(Entries supplied)

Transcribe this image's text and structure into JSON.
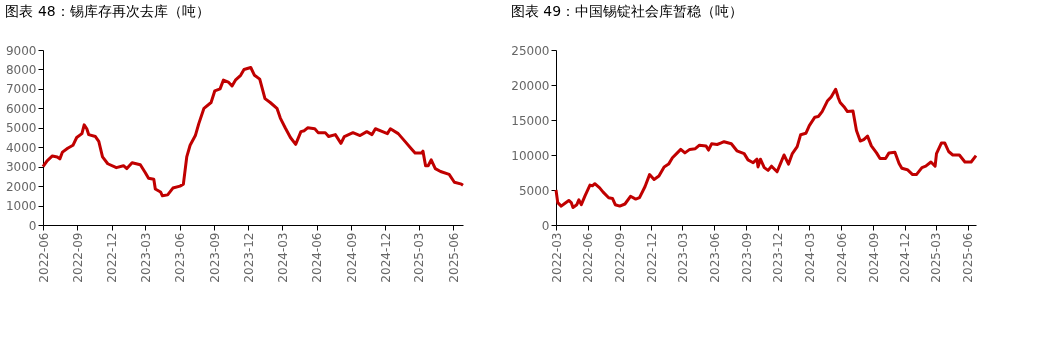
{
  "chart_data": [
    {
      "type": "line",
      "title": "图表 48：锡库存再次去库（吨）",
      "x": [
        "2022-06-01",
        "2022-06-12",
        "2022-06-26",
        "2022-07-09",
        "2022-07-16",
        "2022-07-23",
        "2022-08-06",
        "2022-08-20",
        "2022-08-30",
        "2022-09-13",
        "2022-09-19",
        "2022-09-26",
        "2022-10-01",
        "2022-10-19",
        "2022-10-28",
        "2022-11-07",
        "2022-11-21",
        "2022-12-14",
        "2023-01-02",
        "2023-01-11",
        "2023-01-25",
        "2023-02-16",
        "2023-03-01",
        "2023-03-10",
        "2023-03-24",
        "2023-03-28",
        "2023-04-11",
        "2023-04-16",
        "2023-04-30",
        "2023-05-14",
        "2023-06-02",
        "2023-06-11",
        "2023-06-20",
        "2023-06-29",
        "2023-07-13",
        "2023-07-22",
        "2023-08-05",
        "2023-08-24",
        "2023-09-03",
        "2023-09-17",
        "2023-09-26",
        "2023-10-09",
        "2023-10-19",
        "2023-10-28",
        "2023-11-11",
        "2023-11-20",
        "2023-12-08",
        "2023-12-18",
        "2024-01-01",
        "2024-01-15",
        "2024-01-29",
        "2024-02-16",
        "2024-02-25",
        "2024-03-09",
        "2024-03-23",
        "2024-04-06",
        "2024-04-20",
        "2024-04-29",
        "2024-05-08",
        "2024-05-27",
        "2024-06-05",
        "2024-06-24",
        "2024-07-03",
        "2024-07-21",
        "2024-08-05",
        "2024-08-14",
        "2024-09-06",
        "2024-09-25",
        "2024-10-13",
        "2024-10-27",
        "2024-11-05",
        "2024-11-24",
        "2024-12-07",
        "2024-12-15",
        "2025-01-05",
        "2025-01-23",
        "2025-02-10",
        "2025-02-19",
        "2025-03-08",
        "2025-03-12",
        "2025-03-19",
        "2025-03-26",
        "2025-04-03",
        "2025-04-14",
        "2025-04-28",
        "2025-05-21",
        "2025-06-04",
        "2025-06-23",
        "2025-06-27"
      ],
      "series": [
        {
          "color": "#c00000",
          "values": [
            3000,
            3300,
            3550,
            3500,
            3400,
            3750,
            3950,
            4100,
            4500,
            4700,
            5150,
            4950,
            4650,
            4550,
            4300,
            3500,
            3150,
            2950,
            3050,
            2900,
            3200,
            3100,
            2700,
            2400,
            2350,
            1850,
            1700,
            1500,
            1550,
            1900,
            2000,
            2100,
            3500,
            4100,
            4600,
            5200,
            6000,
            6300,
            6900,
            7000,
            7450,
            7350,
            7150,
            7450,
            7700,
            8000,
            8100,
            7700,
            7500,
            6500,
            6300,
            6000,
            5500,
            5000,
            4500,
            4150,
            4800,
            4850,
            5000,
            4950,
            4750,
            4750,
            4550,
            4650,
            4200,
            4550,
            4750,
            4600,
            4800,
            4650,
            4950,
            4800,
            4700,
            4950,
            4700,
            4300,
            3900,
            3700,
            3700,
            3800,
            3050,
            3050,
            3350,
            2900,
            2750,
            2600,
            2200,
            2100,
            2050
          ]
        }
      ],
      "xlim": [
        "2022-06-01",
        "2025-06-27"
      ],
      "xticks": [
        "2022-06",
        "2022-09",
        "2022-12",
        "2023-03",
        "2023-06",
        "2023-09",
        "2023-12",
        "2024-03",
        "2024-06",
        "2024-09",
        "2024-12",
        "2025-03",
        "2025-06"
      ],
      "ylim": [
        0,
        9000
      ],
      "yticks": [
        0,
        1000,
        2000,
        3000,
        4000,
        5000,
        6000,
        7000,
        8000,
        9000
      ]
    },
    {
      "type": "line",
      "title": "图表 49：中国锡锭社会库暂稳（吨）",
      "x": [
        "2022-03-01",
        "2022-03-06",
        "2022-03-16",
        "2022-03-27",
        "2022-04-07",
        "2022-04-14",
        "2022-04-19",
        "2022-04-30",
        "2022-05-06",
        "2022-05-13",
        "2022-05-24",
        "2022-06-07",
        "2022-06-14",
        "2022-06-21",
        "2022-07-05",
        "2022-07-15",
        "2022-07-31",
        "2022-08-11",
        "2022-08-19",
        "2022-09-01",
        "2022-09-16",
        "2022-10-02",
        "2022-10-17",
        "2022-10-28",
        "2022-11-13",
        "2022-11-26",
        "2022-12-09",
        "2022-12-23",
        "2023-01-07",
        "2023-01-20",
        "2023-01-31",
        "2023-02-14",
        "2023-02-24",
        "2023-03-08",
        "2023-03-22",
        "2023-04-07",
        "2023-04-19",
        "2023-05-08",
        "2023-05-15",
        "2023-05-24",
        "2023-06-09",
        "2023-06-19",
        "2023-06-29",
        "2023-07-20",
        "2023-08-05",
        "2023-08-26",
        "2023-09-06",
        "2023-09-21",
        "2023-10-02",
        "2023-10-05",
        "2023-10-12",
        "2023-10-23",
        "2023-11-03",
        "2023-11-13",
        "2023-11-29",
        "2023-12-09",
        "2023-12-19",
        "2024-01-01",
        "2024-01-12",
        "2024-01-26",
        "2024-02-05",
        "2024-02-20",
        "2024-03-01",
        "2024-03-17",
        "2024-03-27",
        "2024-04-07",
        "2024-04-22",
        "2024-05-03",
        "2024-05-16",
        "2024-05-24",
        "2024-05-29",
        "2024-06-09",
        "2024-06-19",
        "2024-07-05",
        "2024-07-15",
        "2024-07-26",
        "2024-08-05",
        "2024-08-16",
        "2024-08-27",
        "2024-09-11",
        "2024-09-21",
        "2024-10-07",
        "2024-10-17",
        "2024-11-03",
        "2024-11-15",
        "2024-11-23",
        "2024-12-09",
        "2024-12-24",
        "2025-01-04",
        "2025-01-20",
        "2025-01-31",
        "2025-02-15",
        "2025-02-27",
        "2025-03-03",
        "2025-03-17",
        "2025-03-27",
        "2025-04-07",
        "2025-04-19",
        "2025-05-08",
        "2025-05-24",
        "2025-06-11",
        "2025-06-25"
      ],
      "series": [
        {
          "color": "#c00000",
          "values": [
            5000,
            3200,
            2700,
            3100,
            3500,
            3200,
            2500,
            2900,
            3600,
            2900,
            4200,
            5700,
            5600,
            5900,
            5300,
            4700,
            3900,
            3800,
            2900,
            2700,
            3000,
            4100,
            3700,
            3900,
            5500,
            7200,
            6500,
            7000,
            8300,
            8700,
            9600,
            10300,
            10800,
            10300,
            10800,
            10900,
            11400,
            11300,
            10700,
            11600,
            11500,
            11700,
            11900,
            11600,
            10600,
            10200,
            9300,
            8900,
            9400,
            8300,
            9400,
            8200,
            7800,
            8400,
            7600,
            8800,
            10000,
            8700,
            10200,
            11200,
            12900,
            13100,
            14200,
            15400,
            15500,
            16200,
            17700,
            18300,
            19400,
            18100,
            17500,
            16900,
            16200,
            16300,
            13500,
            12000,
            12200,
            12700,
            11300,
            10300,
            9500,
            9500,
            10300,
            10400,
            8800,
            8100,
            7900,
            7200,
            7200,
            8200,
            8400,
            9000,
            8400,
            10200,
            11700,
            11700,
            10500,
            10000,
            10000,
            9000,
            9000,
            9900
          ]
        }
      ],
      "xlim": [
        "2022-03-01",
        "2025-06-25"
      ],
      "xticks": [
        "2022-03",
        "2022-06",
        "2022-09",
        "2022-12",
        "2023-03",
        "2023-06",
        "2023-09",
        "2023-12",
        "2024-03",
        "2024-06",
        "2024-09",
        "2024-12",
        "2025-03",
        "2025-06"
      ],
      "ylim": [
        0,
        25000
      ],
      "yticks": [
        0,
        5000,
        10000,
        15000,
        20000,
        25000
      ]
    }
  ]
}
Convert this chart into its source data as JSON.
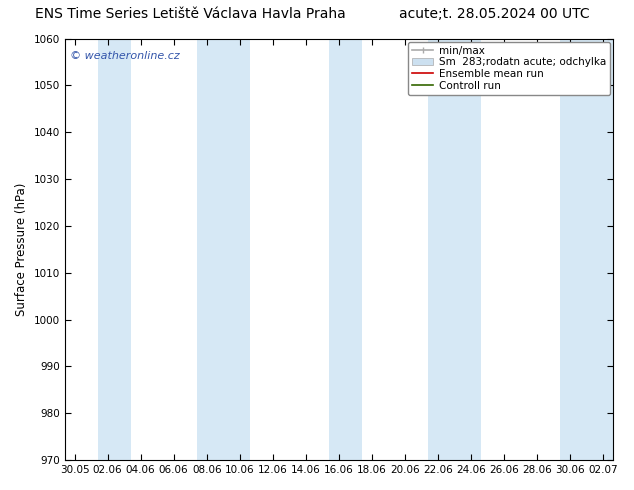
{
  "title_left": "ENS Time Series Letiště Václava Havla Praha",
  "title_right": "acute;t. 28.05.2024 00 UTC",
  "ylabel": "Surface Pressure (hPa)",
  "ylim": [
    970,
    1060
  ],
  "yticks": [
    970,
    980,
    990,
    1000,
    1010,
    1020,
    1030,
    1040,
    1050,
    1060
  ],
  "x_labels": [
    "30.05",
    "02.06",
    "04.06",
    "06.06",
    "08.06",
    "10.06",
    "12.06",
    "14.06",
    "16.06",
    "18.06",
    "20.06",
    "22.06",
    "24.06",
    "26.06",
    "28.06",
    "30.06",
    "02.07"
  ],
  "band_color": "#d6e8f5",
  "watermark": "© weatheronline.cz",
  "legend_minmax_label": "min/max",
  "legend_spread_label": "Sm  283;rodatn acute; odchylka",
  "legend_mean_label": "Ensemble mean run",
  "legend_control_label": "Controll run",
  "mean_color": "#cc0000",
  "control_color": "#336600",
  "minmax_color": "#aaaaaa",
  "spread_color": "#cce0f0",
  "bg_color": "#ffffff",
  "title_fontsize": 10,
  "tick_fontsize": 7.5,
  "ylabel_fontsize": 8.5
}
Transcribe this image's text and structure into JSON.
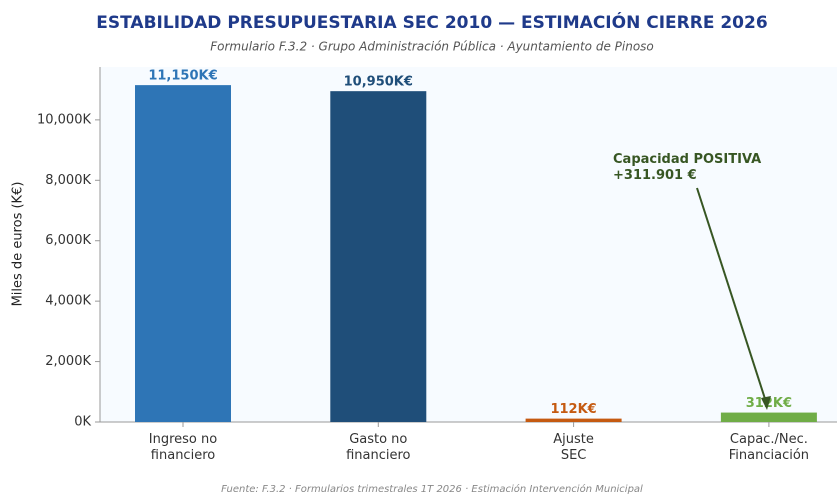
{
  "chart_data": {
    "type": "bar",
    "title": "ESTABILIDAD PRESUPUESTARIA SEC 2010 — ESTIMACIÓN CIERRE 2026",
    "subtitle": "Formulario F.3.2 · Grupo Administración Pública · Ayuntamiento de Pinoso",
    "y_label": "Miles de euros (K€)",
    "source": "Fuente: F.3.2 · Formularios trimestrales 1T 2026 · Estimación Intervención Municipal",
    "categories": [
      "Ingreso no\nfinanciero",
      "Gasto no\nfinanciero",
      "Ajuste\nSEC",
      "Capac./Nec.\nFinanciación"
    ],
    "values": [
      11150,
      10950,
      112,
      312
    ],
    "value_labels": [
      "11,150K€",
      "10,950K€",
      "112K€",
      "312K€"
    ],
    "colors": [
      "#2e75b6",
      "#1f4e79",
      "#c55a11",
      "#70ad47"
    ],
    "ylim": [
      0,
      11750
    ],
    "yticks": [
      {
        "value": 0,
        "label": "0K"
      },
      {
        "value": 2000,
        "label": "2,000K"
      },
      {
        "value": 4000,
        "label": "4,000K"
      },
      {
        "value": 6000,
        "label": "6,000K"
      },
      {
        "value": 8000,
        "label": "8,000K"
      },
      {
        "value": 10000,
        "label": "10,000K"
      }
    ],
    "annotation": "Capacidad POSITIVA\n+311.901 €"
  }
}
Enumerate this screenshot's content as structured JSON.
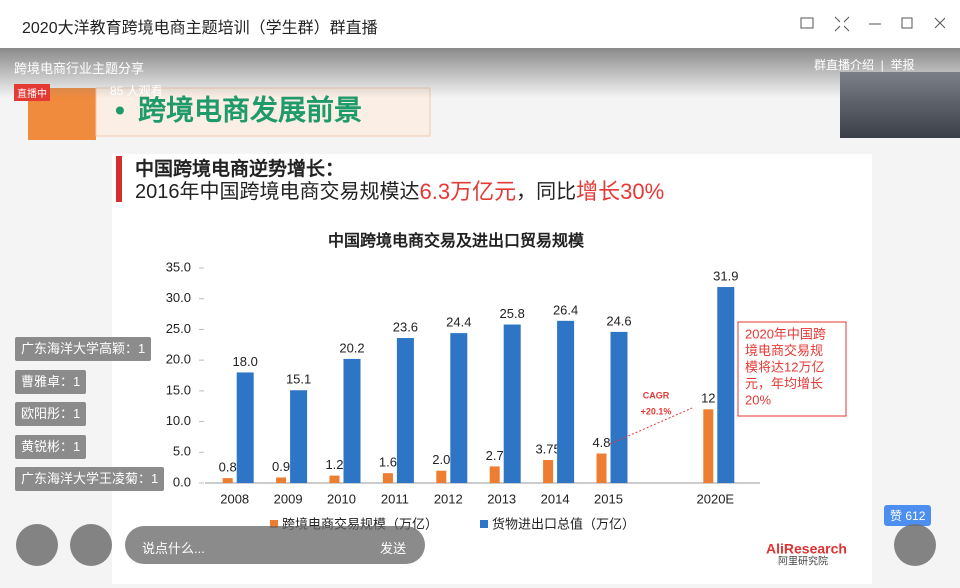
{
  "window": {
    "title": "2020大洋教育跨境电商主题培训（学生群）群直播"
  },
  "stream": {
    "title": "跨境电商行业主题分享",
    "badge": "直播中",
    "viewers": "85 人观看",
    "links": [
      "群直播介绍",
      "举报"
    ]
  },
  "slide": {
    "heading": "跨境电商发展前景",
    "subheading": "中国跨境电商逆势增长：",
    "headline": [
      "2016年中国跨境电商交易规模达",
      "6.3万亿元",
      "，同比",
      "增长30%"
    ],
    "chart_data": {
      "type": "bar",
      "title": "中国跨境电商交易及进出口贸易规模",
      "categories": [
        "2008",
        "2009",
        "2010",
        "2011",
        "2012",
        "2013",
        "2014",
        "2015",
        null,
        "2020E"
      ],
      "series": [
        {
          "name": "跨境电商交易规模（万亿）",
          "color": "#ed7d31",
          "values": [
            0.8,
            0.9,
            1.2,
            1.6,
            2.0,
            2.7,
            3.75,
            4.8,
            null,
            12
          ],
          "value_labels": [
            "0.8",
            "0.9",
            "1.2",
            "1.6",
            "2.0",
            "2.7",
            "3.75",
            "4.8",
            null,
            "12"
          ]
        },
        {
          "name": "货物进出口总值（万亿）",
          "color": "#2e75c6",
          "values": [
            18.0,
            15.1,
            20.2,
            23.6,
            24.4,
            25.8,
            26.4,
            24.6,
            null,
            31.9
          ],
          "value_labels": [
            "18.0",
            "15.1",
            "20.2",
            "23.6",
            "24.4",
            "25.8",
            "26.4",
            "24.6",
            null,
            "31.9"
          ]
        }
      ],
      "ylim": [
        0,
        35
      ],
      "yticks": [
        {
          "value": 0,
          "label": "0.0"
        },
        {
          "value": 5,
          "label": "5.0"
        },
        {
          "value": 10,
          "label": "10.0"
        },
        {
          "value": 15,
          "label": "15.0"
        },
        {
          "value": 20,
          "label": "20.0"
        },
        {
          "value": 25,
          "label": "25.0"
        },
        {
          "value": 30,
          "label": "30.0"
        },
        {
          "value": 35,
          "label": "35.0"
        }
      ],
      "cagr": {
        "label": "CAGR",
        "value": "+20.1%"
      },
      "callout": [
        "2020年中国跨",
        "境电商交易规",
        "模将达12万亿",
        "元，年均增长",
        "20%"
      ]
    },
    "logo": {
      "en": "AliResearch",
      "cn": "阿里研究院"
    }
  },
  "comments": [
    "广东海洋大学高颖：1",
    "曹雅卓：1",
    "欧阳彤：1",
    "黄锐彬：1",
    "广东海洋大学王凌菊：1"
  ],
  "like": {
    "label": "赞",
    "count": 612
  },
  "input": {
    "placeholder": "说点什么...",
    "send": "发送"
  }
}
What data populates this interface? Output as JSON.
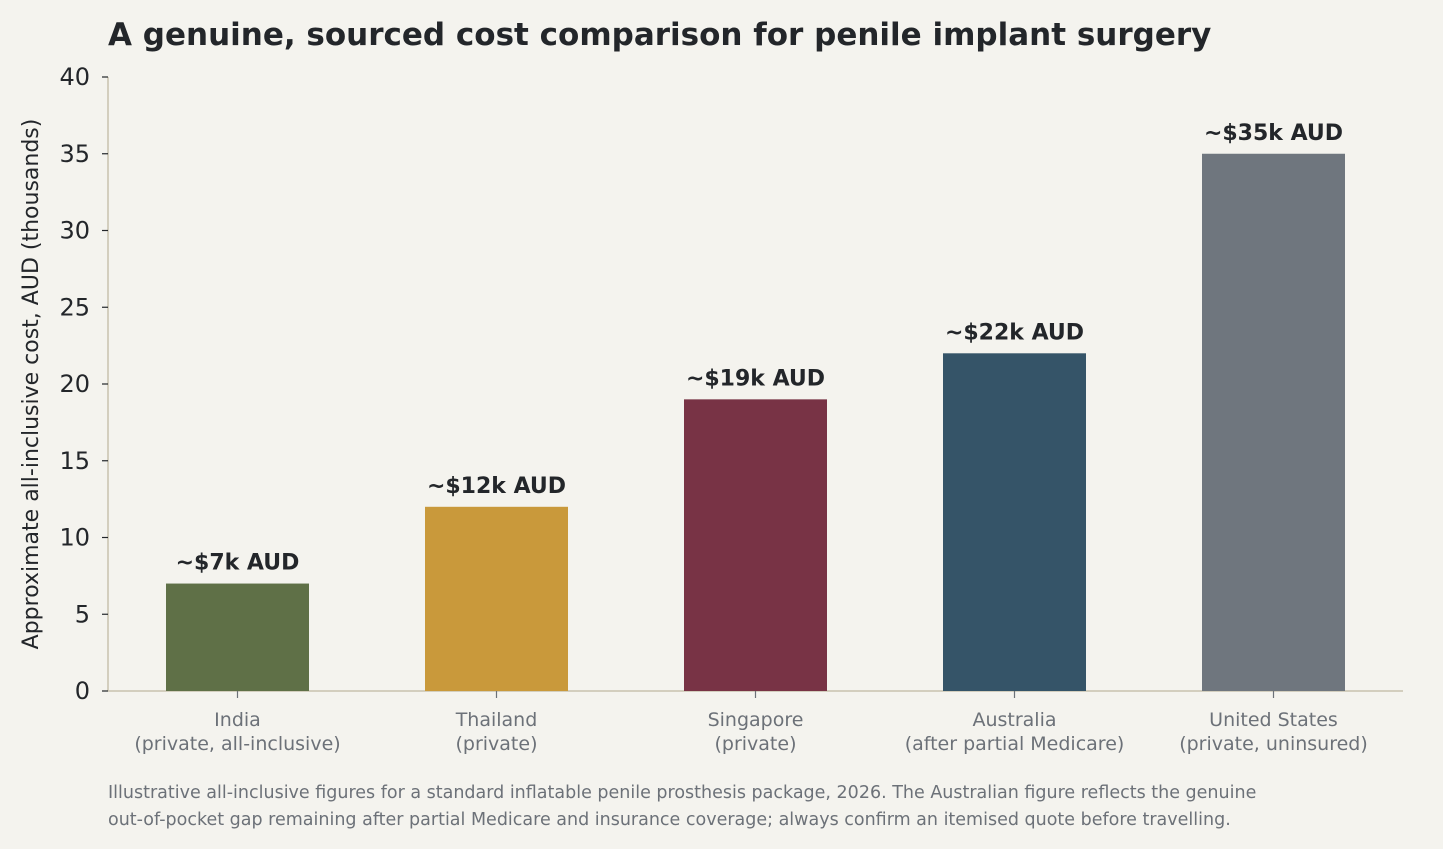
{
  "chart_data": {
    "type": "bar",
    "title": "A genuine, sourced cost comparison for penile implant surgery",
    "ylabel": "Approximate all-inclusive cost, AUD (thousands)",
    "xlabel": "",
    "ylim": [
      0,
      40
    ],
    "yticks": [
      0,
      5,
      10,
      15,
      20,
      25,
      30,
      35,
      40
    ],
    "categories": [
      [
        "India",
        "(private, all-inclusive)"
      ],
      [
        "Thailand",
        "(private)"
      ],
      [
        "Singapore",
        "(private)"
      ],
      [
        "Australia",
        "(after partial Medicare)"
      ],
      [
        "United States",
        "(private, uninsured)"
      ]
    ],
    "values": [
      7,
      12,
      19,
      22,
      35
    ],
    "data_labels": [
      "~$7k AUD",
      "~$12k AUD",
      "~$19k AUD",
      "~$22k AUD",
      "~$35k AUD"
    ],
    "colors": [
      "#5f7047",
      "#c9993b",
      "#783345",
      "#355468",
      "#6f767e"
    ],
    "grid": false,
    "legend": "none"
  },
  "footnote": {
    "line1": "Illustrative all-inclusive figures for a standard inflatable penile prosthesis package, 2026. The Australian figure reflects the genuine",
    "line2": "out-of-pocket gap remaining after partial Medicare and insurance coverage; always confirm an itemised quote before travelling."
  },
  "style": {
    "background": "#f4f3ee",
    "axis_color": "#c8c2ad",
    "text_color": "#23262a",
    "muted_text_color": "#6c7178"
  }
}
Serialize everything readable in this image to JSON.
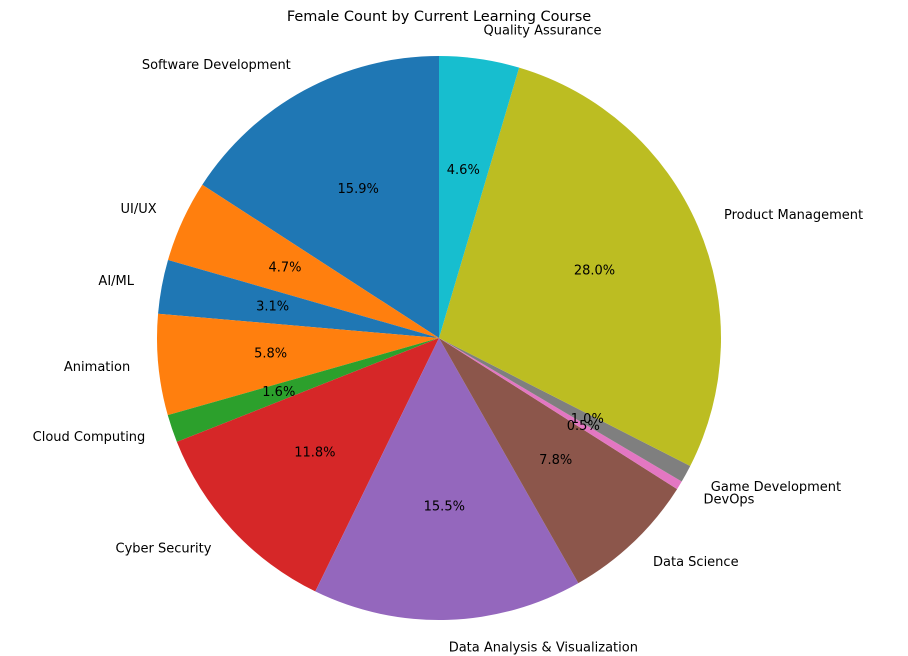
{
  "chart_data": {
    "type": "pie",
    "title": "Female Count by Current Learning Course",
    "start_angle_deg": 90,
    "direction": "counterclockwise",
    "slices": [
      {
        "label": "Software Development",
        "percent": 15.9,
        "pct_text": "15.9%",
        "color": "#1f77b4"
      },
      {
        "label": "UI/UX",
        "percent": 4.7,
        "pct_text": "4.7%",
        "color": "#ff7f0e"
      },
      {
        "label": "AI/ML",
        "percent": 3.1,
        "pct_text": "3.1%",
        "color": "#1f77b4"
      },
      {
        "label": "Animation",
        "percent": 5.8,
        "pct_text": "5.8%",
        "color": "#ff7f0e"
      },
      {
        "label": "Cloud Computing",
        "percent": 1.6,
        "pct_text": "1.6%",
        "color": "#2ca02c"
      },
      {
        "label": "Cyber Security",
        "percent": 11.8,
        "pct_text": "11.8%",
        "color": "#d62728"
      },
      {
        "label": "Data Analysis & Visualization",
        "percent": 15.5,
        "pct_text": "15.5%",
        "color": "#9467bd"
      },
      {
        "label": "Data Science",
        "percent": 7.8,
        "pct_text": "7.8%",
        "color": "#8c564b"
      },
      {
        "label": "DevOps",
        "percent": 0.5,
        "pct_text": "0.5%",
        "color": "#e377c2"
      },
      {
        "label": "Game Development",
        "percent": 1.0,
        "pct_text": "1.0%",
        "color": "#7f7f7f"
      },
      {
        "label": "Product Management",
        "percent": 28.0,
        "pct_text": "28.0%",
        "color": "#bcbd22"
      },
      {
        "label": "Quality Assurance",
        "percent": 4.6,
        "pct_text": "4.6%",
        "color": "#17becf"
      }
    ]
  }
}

(What you will do) Find how many lines in the listing contain the word "Medicare" and give that count alone.

(Expected output) 2